▸ Task prompt
All lines in the data bearing the string "занятости" should be identified and copied.

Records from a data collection
----
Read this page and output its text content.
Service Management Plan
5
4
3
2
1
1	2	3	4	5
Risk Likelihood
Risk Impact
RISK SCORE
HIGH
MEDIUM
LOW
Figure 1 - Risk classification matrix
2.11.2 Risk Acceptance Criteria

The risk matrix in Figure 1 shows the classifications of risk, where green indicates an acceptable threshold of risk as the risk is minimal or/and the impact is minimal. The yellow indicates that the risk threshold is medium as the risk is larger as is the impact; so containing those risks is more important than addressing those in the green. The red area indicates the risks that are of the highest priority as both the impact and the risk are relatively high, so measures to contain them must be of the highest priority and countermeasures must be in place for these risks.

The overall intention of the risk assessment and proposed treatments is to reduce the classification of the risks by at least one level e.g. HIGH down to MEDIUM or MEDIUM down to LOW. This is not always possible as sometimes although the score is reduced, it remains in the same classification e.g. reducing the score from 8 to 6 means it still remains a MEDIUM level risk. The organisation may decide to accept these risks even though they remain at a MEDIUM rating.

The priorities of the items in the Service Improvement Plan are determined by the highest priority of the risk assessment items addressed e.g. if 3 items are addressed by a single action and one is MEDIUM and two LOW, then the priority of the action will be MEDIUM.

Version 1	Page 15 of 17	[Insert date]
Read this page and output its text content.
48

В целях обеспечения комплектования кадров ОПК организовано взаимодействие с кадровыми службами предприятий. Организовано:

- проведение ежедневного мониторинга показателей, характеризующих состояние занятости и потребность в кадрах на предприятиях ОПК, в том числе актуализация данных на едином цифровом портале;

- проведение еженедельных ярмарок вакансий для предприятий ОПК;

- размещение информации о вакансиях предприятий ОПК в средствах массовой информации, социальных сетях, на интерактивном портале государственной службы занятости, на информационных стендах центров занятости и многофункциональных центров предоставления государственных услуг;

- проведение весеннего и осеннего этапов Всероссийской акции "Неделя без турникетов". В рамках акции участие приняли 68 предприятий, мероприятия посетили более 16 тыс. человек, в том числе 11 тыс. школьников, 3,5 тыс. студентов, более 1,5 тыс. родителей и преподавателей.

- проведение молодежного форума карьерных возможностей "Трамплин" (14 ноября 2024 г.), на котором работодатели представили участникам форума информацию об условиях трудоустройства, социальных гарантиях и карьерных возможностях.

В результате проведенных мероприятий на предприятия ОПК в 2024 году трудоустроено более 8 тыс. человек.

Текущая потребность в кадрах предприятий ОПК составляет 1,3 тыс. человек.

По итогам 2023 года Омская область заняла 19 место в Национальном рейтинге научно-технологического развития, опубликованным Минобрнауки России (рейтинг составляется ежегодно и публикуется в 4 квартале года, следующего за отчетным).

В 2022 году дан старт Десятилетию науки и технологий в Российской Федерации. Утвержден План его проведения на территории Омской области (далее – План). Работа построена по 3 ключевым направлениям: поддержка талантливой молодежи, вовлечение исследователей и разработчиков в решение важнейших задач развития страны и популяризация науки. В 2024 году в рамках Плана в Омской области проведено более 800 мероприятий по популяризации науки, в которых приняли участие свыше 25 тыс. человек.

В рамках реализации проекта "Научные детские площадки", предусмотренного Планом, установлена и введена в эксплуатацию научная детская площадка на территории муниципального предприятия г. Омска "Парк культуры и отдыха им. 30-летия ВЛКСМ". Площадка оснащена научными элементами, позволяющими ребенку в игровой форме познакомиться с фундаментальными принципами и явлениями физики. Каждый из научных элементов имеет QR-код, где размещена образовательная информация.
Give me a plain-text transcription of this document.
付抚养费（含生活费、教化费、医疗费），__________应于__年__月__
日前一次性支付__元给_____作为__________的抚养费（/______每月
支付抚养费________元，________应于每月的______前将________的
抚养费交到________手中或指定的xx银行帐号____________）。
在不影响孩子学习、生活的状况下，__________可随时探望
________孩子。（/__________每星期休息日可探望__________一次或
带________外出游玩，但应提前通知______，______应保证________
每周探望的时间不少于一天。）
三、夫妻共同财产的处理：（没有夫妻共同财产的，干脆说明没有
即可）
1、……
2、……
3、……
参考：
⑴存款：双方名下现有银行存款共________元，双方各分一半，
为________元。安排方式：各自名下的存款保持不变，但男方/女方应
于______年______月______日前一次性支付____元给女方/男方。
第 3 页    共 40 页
----
▸ Reply
- проведение ежедневного мониторинга показателей, характеризующих состояние занятости и потребность в кадрах на предприятиях ОПК, в том числе актуализация данных на едином цифровом портале;
- размещение информации о вакансиях предприятий ОПК в средствах массовой информации, социальных сетях, на интерактивном портале государственной службы занятости, на информационных стендах центров занятости и многофункциональных центров предоставления государственных услуг;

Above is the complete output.